Saved data entries:
--- Start ---
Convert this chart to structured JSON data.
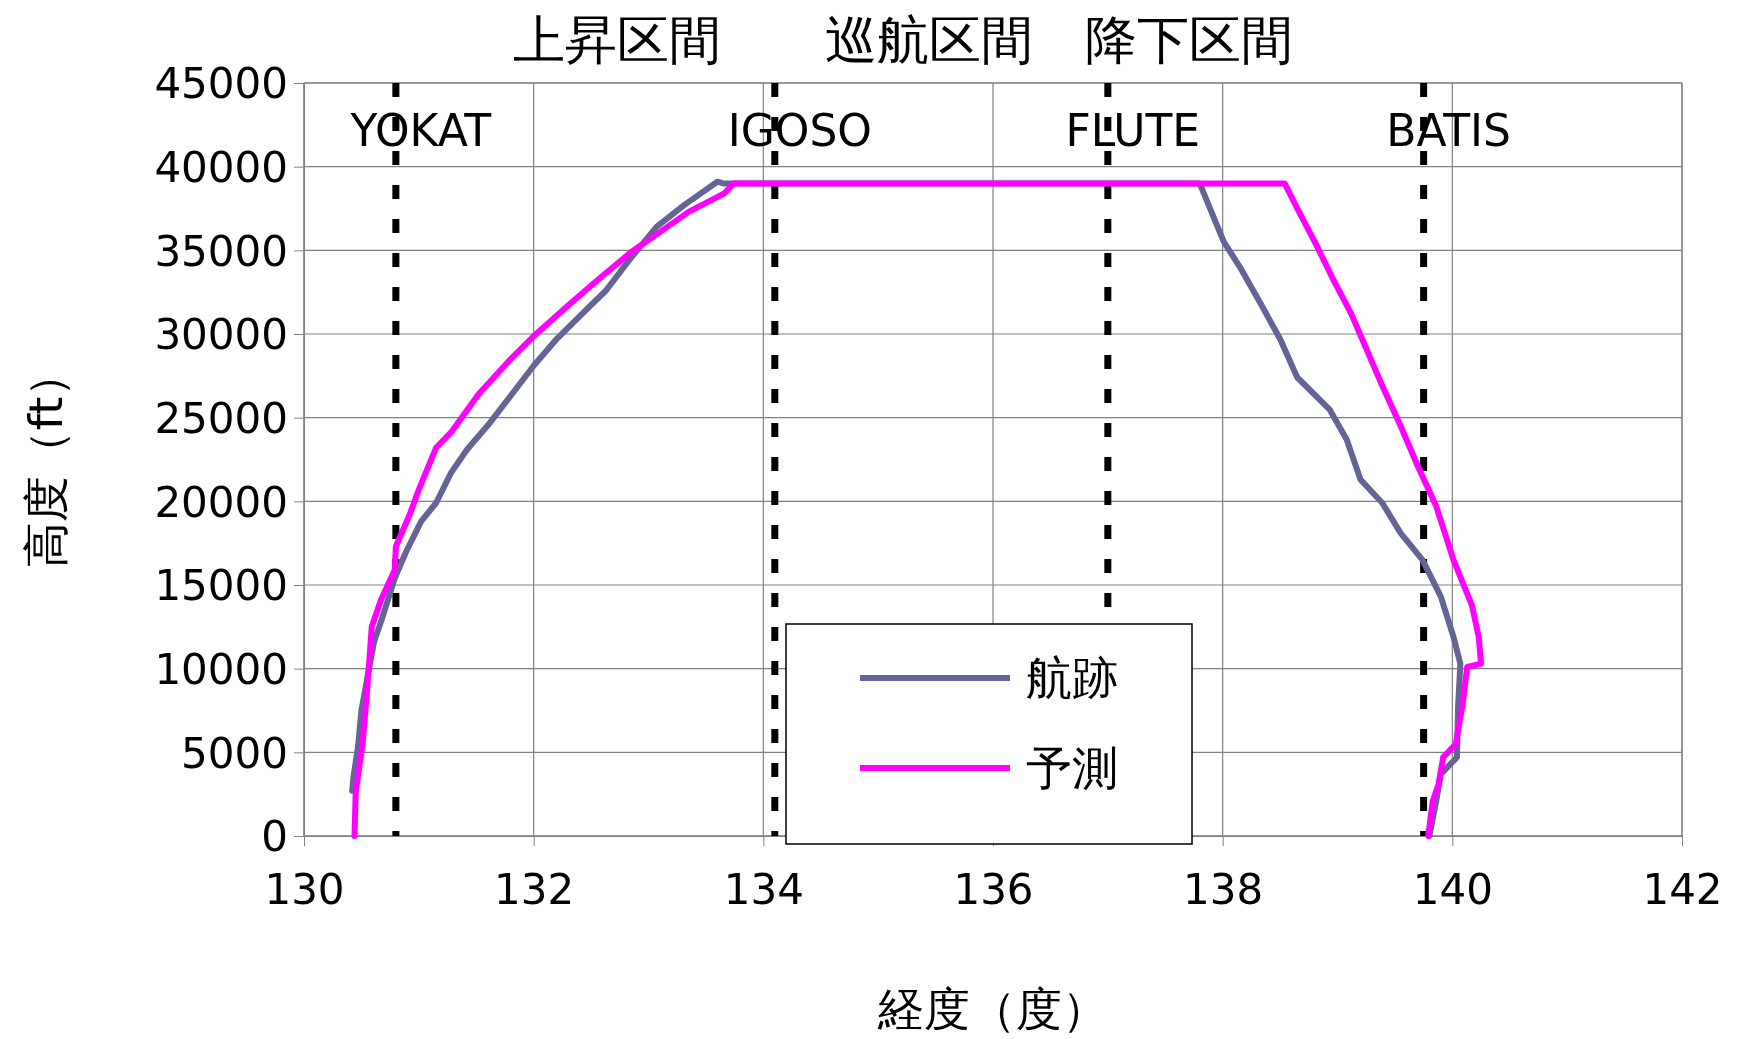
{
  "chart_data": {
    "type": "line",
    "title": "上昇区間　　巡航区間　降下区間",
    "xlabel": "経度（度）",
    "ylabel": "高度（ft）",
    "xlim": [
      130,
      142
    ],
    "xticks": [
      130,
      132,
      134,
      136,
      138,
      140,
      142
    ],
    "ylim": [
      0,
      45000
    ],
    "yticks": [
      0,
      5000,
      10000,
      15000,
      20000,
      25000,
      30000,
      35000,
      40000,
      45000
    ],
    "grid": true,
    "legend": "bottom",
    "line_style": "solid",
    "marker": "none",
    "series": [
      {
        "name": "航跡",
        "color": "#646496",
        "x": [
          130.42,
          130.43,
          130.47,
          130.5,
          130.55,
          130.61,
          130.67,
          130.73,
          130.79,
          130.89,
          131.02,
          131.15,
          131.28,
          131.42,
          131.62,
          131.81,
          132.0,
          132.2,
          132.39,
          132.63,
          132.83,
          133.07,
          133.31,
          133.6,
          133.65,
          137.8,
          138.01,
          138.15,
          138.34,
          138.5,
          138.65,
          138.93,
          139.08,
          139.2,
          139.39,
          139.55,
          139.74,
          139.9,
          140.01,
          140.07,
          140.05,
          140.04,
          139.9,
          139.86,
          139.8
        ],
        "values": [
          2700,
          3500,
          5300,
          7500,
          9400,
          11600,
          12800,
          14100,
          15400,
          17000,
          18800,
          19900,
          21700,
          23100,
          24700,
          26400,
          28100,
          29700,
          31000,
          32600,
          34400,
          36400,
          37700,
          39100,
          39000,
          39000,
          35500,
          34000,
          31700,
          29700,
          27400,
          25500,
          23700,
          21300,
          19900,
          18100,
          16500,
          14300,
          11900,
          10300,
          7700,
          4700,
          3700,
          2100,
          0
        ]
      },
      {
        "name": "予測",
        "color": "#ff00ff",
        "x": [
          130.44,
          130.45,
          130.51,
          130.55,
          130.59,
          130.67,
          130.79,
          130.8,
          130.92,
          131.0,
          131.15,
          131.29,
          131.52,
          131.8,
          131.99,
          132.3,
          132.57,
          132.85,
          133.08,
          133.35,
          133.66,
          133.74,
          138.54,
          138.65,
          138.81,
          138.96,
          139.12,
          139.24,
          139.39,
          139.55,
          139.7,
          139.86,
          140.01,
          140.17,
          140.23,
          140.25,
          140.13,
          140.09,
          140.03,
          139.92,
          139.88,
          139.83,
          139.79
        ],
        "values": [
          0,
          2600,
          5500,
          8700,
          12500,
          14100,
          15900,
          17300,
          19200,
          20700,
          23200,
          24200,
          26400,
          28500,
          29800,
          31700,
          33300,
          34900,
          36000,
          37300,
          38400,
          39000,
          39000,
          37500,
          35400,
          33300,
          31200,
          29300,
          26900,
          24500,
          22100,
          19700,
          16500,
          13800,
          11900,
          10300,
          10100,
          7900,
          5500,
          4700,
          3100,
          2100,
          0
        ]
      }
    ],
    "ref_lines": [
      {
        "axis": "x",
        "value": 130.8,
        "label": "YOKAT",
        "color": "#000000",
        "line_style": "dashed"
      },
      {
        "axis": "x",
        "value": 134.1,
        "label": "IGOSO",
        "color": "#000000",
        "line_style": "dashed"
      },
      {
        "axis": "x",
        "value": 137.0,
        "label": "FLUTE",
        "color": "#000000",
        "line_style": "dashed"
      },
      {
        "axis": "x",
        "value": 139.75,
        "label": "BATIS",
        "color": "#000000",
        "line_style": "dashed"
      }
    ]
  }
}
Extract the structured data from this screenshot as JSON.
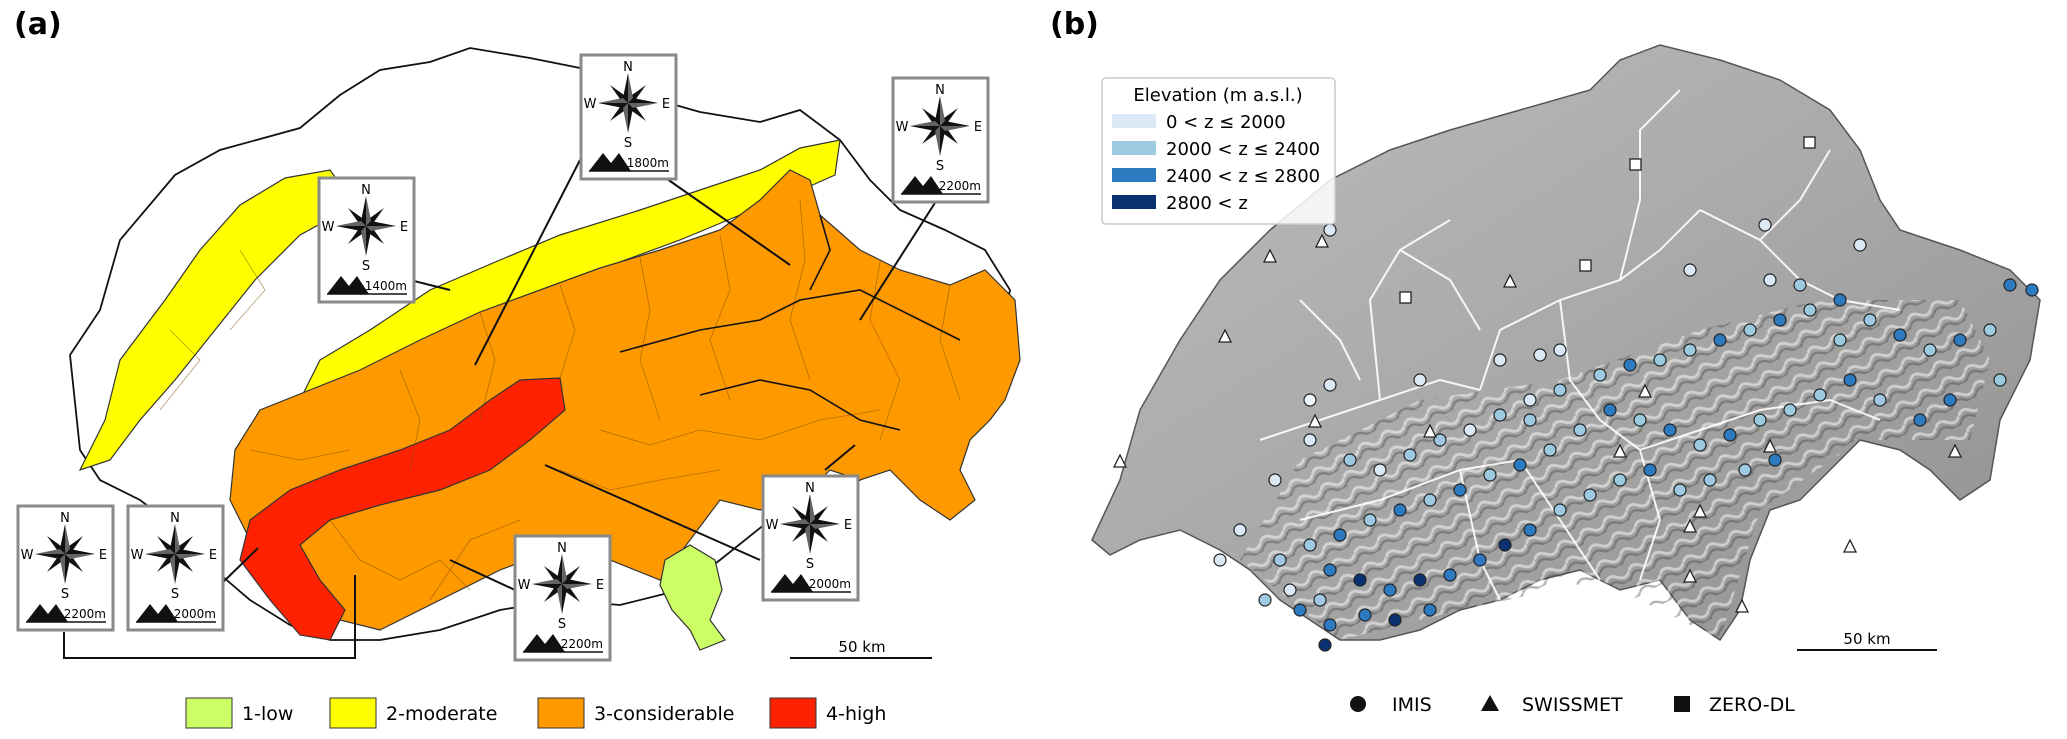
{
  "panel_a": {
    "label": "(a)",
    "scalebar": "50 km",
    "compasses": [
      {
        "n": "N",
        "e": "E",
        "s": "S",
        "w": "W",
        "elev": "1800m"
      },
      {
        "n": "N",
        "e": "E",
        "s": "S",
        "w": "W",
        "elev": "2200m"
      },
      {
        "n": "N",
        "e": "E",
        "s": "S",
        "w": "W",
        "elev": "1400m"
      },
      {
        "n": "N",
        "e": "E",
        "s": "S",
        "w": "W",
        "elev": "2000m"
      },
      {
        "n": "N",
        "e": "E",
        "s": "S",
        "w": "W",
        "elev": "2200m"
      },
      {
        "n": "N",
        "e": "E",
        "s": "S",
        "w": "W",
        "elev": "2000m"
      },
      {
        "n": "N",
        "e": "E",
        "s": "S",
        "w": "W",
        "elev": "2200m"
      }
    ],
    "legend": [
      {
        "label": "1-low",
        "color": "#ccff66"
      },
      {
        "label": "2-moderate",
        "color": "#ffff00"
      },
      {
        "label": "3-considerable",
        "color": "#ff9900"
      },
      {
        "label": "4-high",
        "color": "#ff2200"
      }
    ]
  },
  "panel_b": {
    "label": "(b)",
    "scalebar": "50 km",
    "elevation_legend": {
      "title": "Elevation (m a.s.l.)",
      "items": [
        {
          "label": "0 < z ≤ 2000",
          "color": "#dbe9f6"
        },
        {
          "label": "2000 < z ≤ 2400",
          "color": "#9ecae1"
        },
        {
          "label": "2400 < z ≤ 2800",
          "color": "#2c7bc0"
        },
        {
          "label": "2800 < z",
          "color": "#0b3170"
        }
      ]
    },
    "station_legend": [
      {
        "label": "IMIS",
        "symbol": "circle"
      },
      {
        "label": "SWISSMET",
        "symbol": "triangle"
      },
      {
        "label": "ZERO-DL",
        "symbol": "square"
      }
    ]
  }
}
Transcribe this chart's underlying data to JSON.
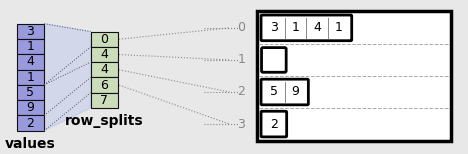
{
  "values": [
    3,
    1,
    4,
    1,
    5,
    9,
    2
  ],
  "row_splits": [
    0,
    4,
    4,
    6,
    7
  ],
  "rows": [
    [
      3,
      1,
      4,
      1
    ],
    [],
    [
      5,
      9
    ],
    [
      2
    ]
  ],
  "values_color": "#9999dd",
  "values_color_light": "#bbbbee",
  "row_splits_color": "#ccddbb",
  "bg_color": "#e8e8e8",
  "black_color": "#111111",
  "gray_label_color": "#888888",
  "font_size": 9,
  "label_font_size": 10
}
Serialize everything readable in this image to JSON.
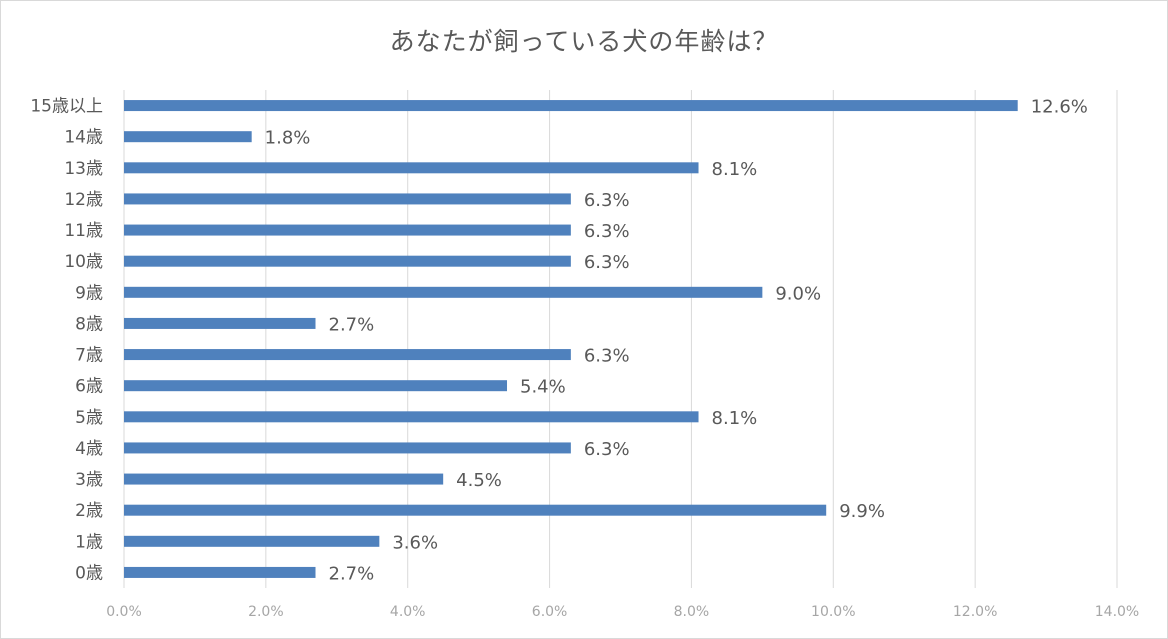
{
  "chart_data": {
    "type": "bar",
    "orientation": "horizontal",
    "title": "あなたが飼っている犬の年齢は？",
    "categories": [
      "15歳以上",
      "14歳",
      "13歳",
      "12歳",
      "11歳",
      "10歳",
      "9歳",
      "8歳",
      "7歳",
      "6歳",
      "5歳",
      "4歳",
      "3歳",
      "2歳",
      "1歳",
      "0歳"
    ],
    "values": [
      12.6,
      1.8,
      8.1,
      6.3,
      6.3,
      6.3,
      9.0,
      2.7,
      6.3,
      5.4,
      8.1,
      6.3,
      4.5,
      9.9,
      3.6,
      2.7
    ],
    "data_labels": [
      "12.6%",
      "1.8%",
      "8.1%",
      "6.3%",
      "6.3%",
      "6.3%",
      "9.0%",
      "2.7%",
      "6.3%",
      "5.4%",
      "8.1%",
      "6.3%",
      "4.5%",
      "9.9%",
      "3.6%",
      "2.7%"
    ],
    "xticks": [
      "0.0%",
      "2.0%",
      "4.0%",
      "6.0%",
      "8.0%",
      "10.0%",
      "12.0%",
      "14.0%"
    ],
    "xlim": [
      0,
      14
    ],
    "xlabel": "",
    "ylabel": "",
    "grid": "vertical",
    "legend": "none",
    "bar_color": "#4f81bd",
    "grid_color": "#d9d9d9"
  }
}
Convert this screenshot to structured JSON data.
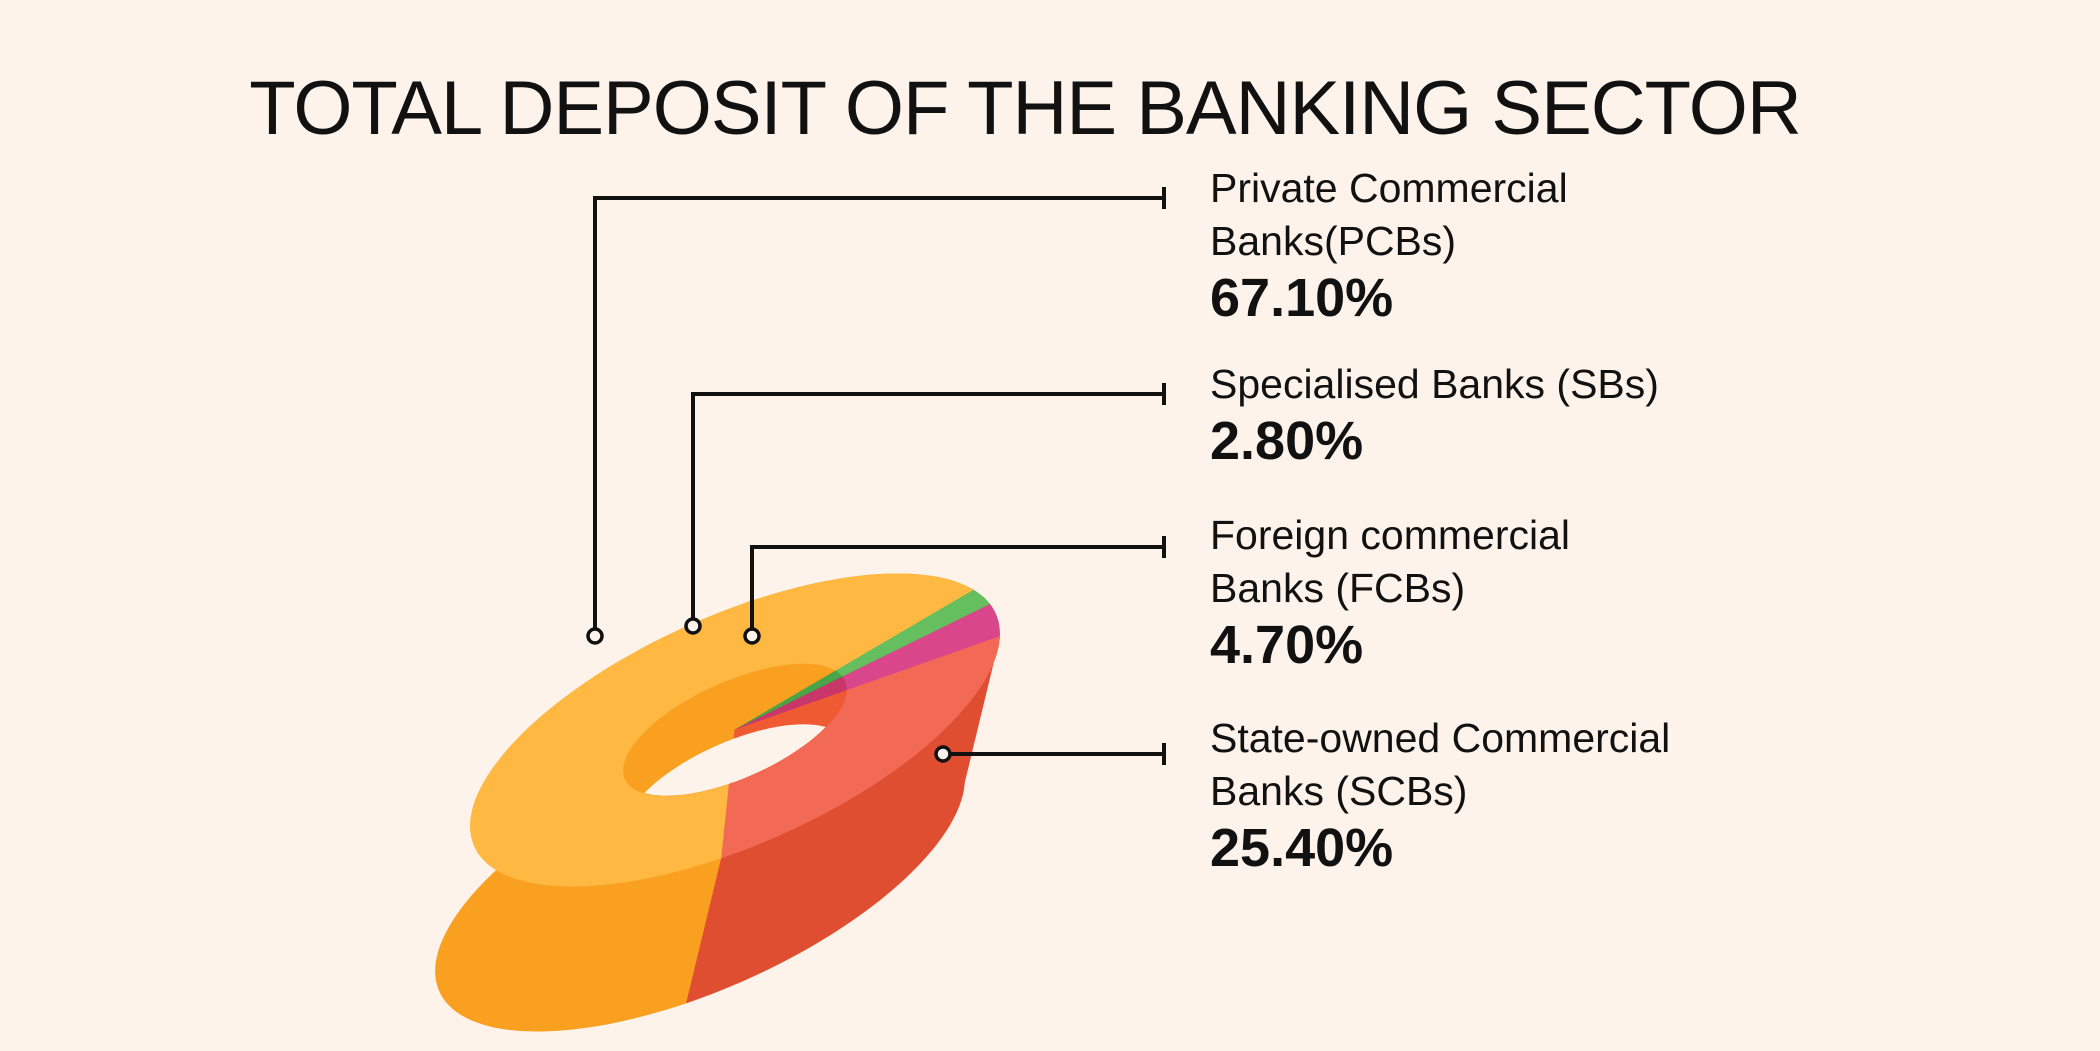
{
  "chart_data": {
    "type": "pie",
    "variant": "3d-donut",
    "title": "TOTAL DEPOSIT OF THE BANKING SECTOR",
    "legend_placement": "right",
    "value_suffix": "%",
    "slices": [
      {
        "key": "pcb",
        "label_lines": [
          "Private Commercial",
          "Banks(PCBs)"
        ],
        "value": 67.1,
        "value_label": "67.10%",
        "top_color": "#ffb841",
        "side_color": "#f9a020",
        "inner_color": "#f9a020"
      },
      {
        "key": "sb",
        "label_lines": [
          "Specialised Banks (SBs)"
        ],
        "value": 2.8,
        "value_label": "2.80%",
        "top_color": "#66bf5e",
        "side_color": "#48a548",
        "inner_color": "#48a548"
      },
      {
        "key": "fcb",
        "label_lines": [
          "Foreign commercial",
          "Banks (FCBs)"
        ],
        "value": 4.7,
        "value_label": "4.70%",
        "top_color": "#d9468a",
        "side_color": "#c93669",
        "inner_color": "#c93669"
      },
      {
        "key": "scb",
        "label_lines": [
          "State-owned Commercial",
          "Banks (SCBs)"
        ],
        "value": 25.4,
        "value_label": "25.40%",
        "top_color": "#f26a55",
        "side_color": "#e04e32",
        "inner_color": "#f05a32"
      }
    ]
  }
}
--- End ---
INSTRUCTION: Find the word "this" and list each line it appears in.

CORRECT RESPONSE:
Convert this chart to structured JSON data.
Extract the structured data from this screenshot as JSON.
Transcribe this chart's underlying data to JSON.
Serialize everything readable in this image to JSON.
Convert this screenshot to structured JSON data.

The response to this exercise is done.